• Dataset content:

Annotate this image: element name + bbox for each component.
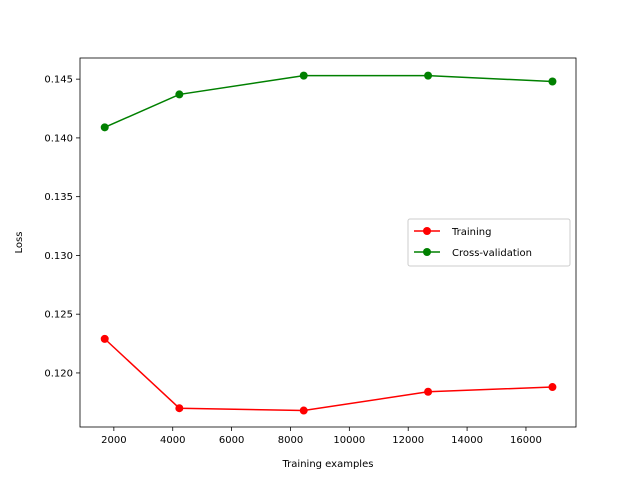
legend-box — [407, 218, 571, 267]
training-point — [175, 404, 184, 413]
axes-frame — [79, 57, 577, 428]
legend-training-label: Training — [451, 227, 491, 238]
y-tick-label: 0.140 — [44, 133, 73, 144]
y-tick-label: 0.125 — [44, 310, 73, 321]
cross-validation-point — [548, 77, 557, 86]
y-tick-label: 0.130 — [44, 251, 73, 262]
x-tick-label: 16000 — [510, 435, 542, 446]
training-point — [424, 387, 433, 396]
x-tick-label: 14000 — [451, 435, 483, 446]
x-axis-label: Training examples — [282, 459, 374, 470]
cross-validation-point — [100, 123, 109, 132]
x-tick-label: 12000 — [392, 435, 424, 446]
y-tick-label: 0.135 — [44, 192, 73, 203]
y-tick-label: 0.120 — [44, 368, 73, 379]
legend-cross-validation-marker — [423, 248, 431, 256]
x-tick-label: 2000 — [101, 435, 126, 446]
cross-validation-point — [299, 71, 308, 80]
legend-training-marker — [423, 227, 431, 235]
x-tick-label: 8000 — [278, 435, 303, 446]
training-point — [299, 406, 308, 415]
cross-validation-point — [424, 71, 433, 80]
y-tick-label: 0.145 — [44, 75, 73, 86]
x-tick-label: 6000 — [219, 435, 244, 446]
legend-cross-validation-label: Cross-validation — [452, 248, 532, 259]
training-point — [100, 334, 109, 343]
x-tick-label: 10000 — [333, 435, 365, 446]
cross-validation-point — [175, 90, 184, 99]
y-axis-label: Loss — [14, 232, 25, 254]
training-point — [548, 383, 557, 392]
plot-layer: 2000 4000 6000 8000 10000 12000 14000 16000 0.12… — [44, 57, 577, 446]
x-tick-label: 4000 — [160, 435, 185, 446]
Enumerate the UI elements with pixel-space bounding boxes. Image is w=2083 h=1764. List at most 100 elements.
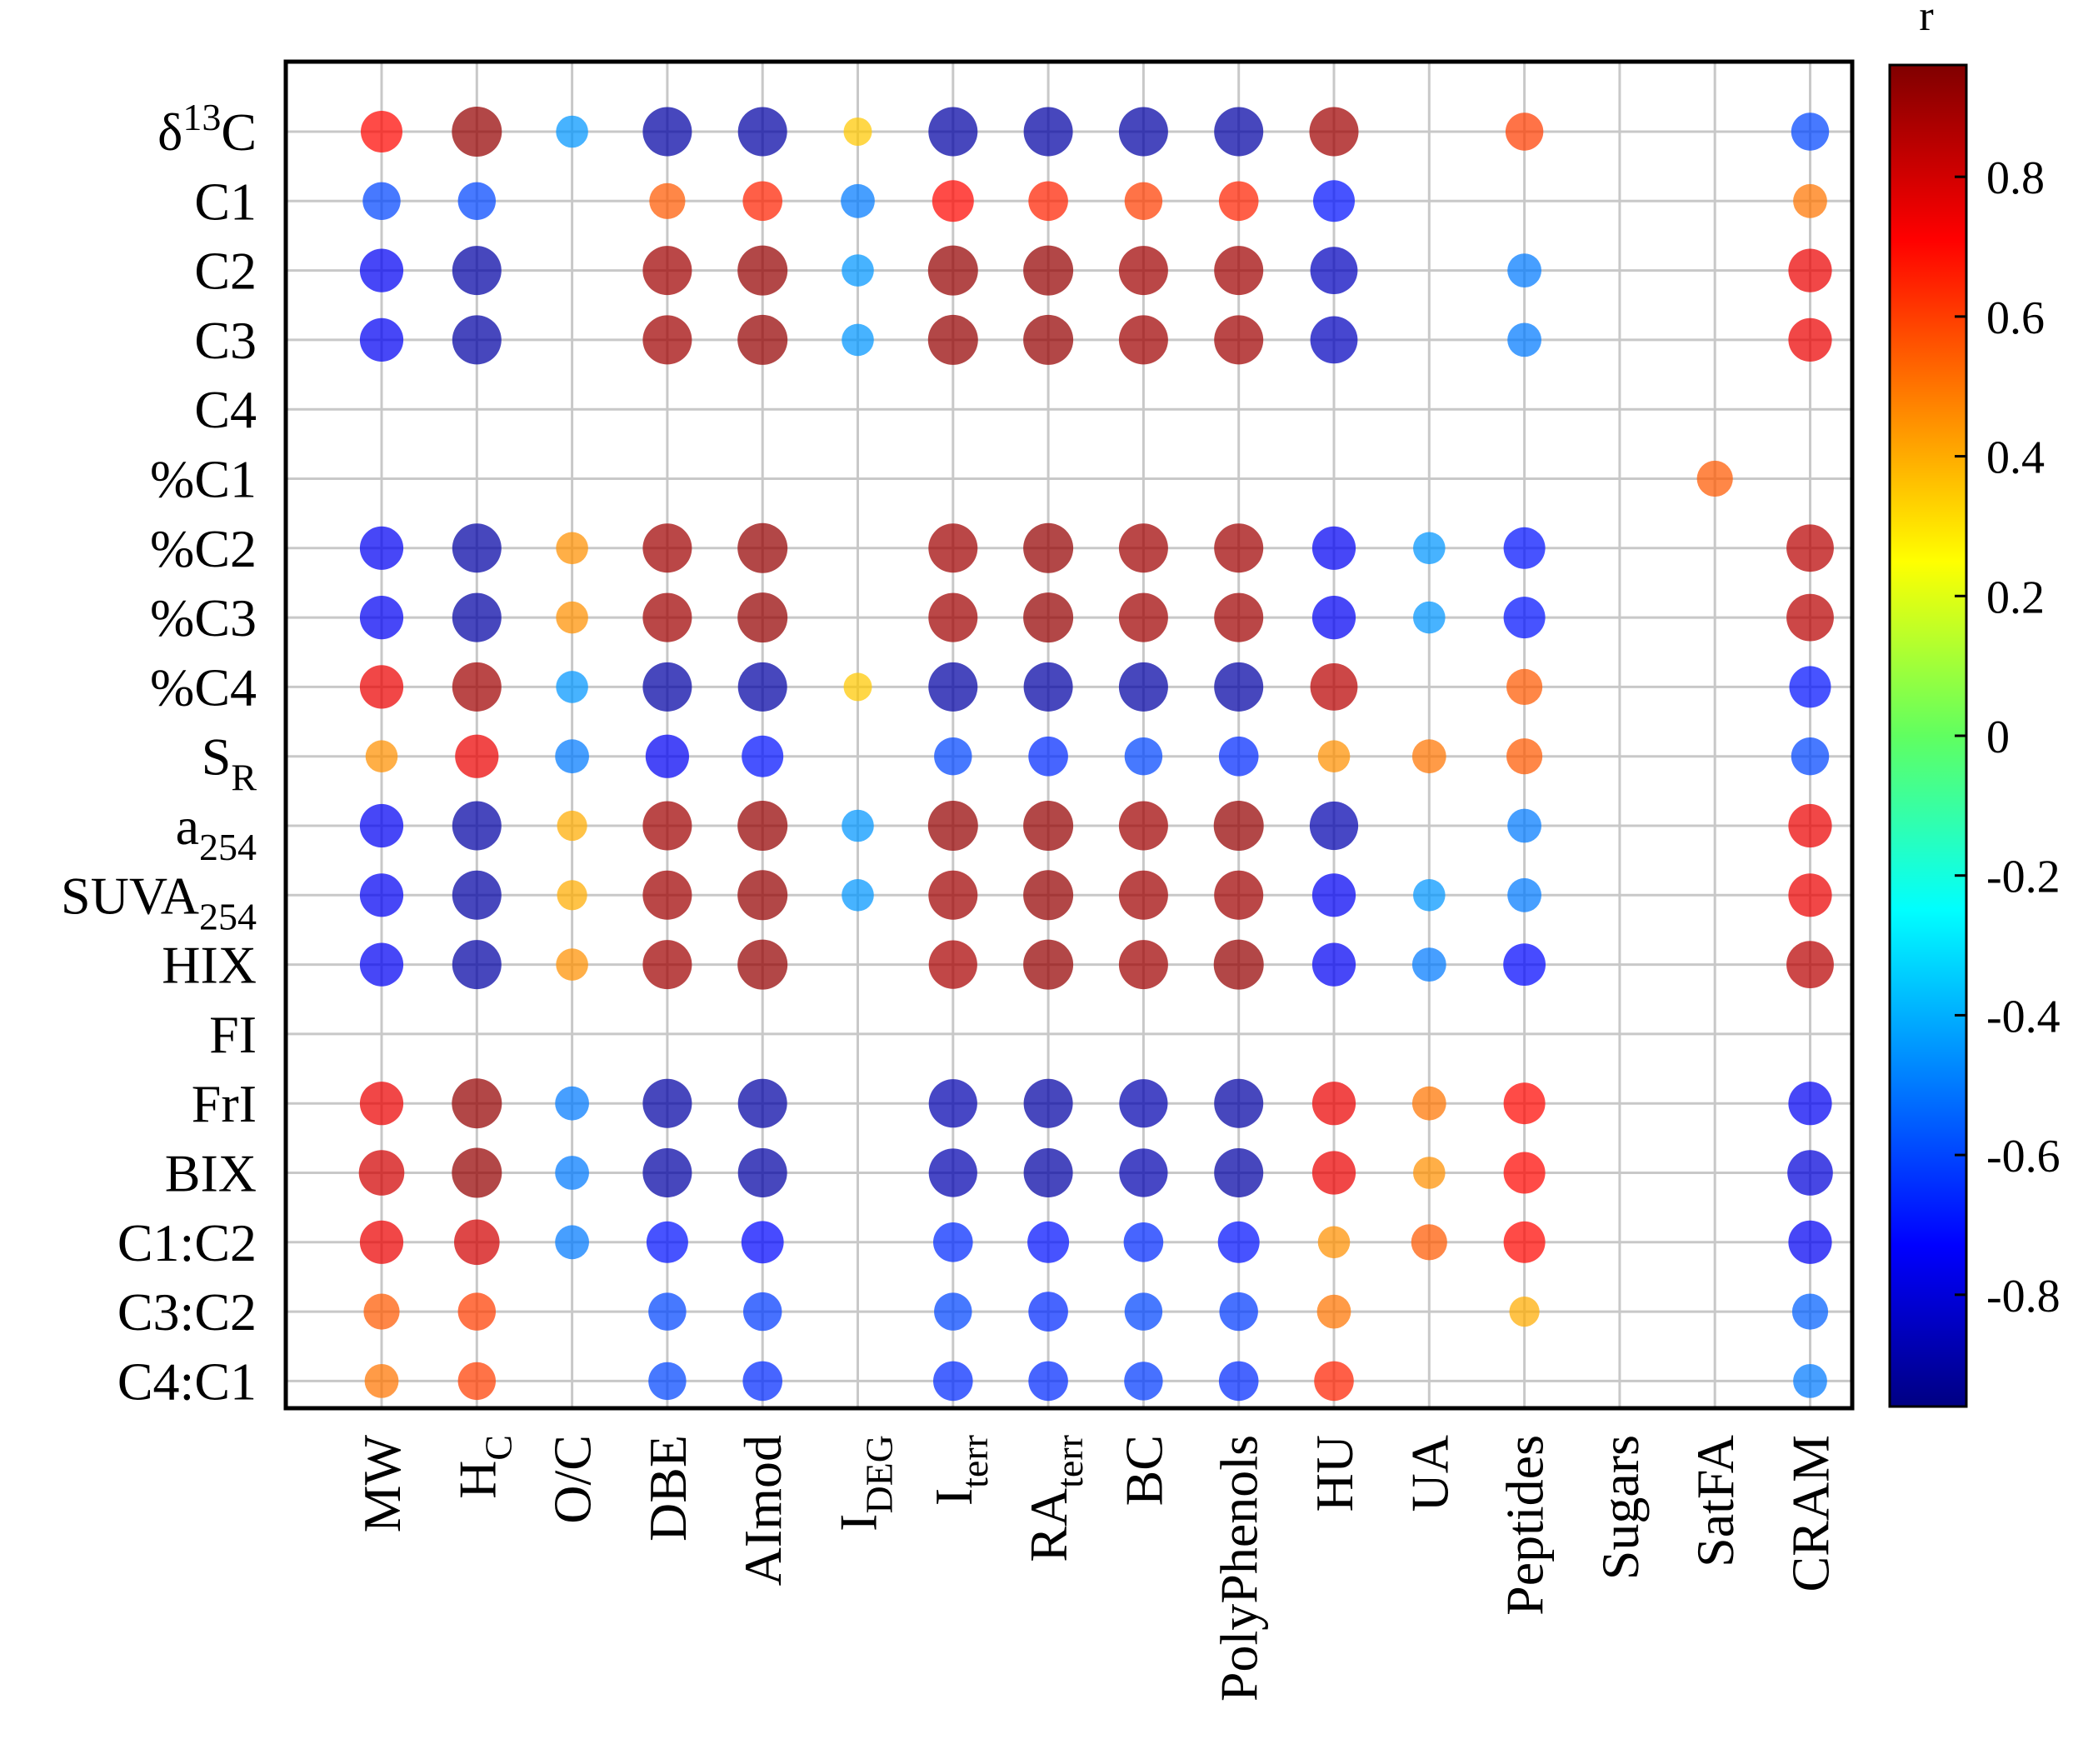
row-label-10: a254 — [176, 797, 257, 868]
bubble-r0-c1 — [452, 107, 502, 157]
bubble-r15-c9 — [1214, 1148, 1264, 1197]
bubble-r9-c2 — [555, 739, 589, 774]
bubble-r9-c4 — [742, 735, 784, 777]
bubble-r12-c1 — [452, 940, 502, 990]
bubble-r9-c9 — [1218, 736, 1259, 777]
bubble-r17-c10 — [1316, 1294, 1351, 1329]
bubble-r0-c5 — [843, 117, 872, 146]
row-label-18: C4:C1 — [117, 1352, 257, 1411]
bubble-r17-c7 — [1028, 1292, 1068, 1332]
bubble-r11-c9 — [1214, 870, 1264, 920]
column-label-11: UA — [1400, 1435, 1459, 1512]
bubble-r2-c5 — [842, 254, 874, 287]
bubble-r12-c10 — [1311, 942, 1356, 987]
colorbar-tick-label-8: -0.8 — [1986, 1271, 2061, 1322]
bubble-r7-c15 — [1786, 593, 1834, 642]
bubble-r3-c8 — [1118, 315, 1168, 365]
bubble-r11-c4 — [737, 870, 788, 921]
bubble-r14-c11 — [1411, 1086, 1446, 1121]
bubble-r11-c2 — [557, 880, 587, 911]
bubble-r11-c11 — [1413, 879, 1446, 912]
bubble-r16-c1 — [454, 1219, 500, 1266]
bubble-r16-c7 — [1027, 1221, 1070, 1263]
bubble-r9-c15 — [1791, 737, 1830, 776]
bubble-r11-c10 — [1311, 873, 1356, 917]
colorbar-tick-label-2: 0.4 — [1986, 432, 2045, 484]
row-label-14: FrI — [192, 1074, 257, 1133]
bubble-r8-c2 — [556, 671, 588, 703]
bubble-r14-c6 — [928, 1079, 977, 1128]
bubble-r1-c5 — [841, 183, 875, 218]
bubble-r18-c6 — [933, 1361, 973, 1402]
bubble-r6-c3 — [642, 523, 692, 573]
bubble-r2-c9 — [1214, 246, 1264, 296]
bubble-r3-c10 — [1310, 316, 1358, 364]
colorbar: r 0.8 0.6 0.4 0.2 0 -0.2 -0.4 -0.6 -0.8 — [1888, 0, 2061, 1408]
bubble-r7-c1 — [452, 592, 502, 642]
bubble-r6-c12 — [1503, 527, 1546, 569]
bubble-r9-c0 — [365, 740, 398, 772]
bubble-r14-c8 — [1119, 1079, 1168, 1128]
bubble-r8-c10 — [1310, 663, 1358, 711]
colorbar-title: r — [1919, 0, 1933, 40]
bubble-r15-c0 — [358, 1150, 405, 1196]
bubble-r18-c9 — [1218, 1361, 1259, 1402]
bubble-r18-c0 — [364, 1364, 399, 1398]
bubble-r1-c7 — [1028, 181, 1068, 222]
bubble-r16-c4 — [741, 1221, 784, 1264]
bubble-r1-c0 — [362, 182, 401, 220]
row-label-3: C3 — [194, 311, 257, 370]
bubble-r9-c6 — [934, 737, 972, 776]
bubble-r9-c8 — [1124, 737, 1163, 776]
column-label-14: SatFA — [1686, 1435, 1745, 1567]
bubble-r16-c3 — [646, 1221, 688, 1263]
bubble-r9-c3 — [645, 734, 690, 778]
bubble-r0-c8 — [1118, 107, 1168, 157]
bubble-r9-c1 — [455, 734, 499, 778]
bubble-r5-c14 — [1696, 460, 1733, 497]
bubble-r6-c4 — [737, 522, 788, 573]
bubble-r15-c8 — [1119, 1148, 1168, 1197]
column-label-7: RAterr — [1019, 1435, 1091, 1562]
bubble-r15-c1 — [452, 1147, 502, 1198]
row-label-4: C4 — [194, 380, 257, 439]
column-label-15: CRAM — [1781, 1435, 1841, 1592]
bubble-r0-c2 — [556, 115, 588, 148]
bubble-r16-c9 — [1217, 1221, 1260, 1263]
bubble-r15-c4 — [737, 1148, 787, 1197]
bubble-r17-c1 — [457, 1292, 496, 1331]
bubble-r7-c2 — [556, 601, 588, 634]
bubble-r2-c1 — [452, 246, 502, 296]
column-label-9: PolyPhenols — [1210, 1435, 1269, 1702]
column-label-2: O/C — [543, 1435, 602, 1524]
bubble-r15-c6 — [928, 1148, 977, 1197]
bubble-r16-c0 — [359, 1220, 404, 1264]
bubble-r9-c10 — [1317, 740, 1351, 772]
bubble-r2-c6 — [927, 245, 978, 296]
bubble-r3-c3 — [642, 315, 692, 365]
bubble-r3-c6 — [927, 314, 978, 365]
bubble-r16-c6 — [933, 1222, 973, 1262]
column-labels: MW HC O/C DBE AImod IDEG Iterr RAterr BC PolyPhen… — [352, 1434, 1841, 1702]
row-labels: δ13C C1 C2 C3 C4 %C1 %C2 %C3 %C4 SRa254SUVA254HIX… — [61, 96, 257, 1411]
plot-frame — [283, 59, 1855, 1411]
bubble-r11-c5 — [842, 879, 874, 912]
column-label-5: IDEG — [829, 1435, 901, 1532]
bubble-r11-c3 — [642, 870, 692, 920]
bubble-r14-c0 — [359, 1082, 404, 1126]
bubble-r6-c8 — [1118, 523, 1168, 573]
bubble-r6-c1 — [452, 523, 502, 573]
bubble-r11-c15 — [1788, 873, 1832, 917]
colorbar-tick-label-1: 0.6 — [1986, 292, 2045, 344]
bubble-r0-c3 — [642, 107, 692, 157]
bubble-r8-c9 — [1214, 662, 1264, 712]
row-label-7: %C3 — [150, 588, 257, 647]
bubble-r7-c3 — [642, 592, 692, 642]
bubble-r12-c11 — [1411, 947, 1446, 982]
bubble-r3-c4 — [737, 314, 788, 365]
column-label-3: DBE — [638, 1435, 697, 1542]
bubble-r17-c6 — [934, 1292, 972, 1331]
bubble-r0-c7 — [1023, 107, 1073, 157]
bubble-r16-c10 — [1317, 1226, 1351, 1259]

• Problem requirements: Rewrite the lines from the one containing "legend-box — [407, 218, 571, 267]" through the one containing "y-tick-label: 0.120 — [44, 368, 73, 379]", inclusive, replacing "cross-validation-point" with "validation-point" and leaving everything else unchanged.

• Expected answer:
legend-box — [407, 218, 571, 267]
training-point — [175, 404, 184, 413]
axes-frame — [79, 57, 577, 428]
legend-training-label: Training — [451, 227, 491, 238]
y-tick-label: 0.140 — [44, 133, 73, 144]
y-tick-label: 0.125 — [44, 310, 73, 321]
validation-point — [548, 77, 557, 86]
y-tick-label: 0.130 — [44, 251, 73, 262]
x-tick-label: 16000 — [510, 435, 542, 446]
training-point — [424, 387, 433, 396]
x-tick-label: 14000 — [451, 435, 483, 446]
x-axis-label: Training examples — [282, 459, 374, 470]
validation-point — [100, 123, 109, 132]
x-tick-label: 12000 — [392, 435, 424, 446]
y-tick-label: 0.135 — [44, 192, 73, 203]
y-tick-label: 0.120 — [44, 368, 73, 379]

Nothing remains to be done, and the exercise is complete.